Directive: Leave the pictures out and print every record below exactly as it stands.

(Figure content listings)
━━━━━━━━━━━━━━━━━━━━━━━━━━━━━━
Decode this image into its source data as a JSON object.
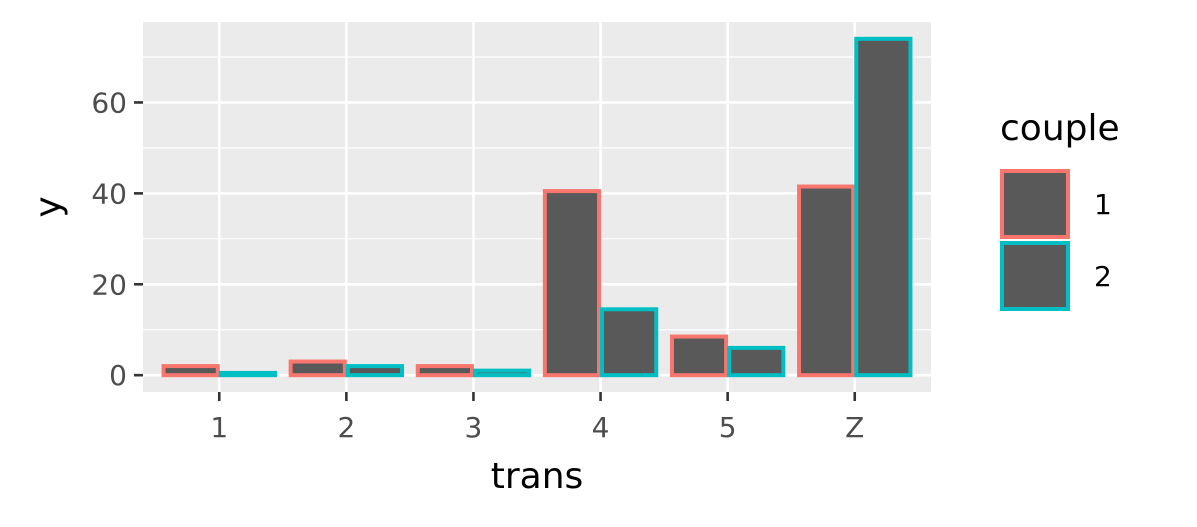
{
  "chart_data": {
    "type": "bar",
    "categories": [
      "1",
      "2",
      "3",
      "4",
      "5",
      "Z"
    ],
    "series": [
      {
        "name": "1",
        "values": [
          2,
          3,
          2,
          40.5,
          8.5,
          41.5
        ],
        "outline_color": "#F8766D"
      },
      {
        "name": "2",
        "values": [
          0.5,
          2,
          1,
          14.5,
          6,
          74
        ],
        "outline_color": "#00BFC4"
      }
    ],
    "bar_fill": "#595959",
    "xlabel": "trans",
    "ylabel": "y",
    "ylim": [
      -3.7,
      77.7
    ],
    "yticks": [
      0,
      20,
      40,
      60
    ],
    "ytick_labels": [
      "0",
      "20",
      "40",
      "60"
    ],
    "legend": {
      "title": "couple",
      "placement": "right"
    },
    "panel_background": "#EBEBEB",
    "grid": true
  }
}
━━━━━━━━━━━━━━━━━━━━━━━━━━━━━━
Exercise answer:
Decode this image into its source data as a JSON object.
{
  "chart_data": {
    "type": "bar",
    "categories": [
      "1",
      "2",
      "3",
      "4",
      "5",
      "Z"
    ],
    "series": [
      {
        "name": "1",
        "values": [
          2,
          3,
          2,
          40.5,
          8.5,
          41.5
        ],
        "outline_color": "#F8766D"
      },
      {
        "name": "2",
        "values": [
          0.5,
          2,
          1,
          14.5,
          6,
          74
        ],
        "outline_color": "#00BFC4"
      }
    ],
    "bar_fill": "#595959",
    "xlabel": "trans",
    "ylabel": "y",
    "ylim": [
      -3.7,
      77.7
    ],
    "yticks": [
      0,
      20,
      40,
      60
    ],
    "ytick_labels": [
      "0",
      "20",
      "40",
      "60"
    ],
    "legend": {
      "title": "couple",
      "placement": "right"
    },
    "panel_background": "#EBEBEB",
    "grid": true
  }
}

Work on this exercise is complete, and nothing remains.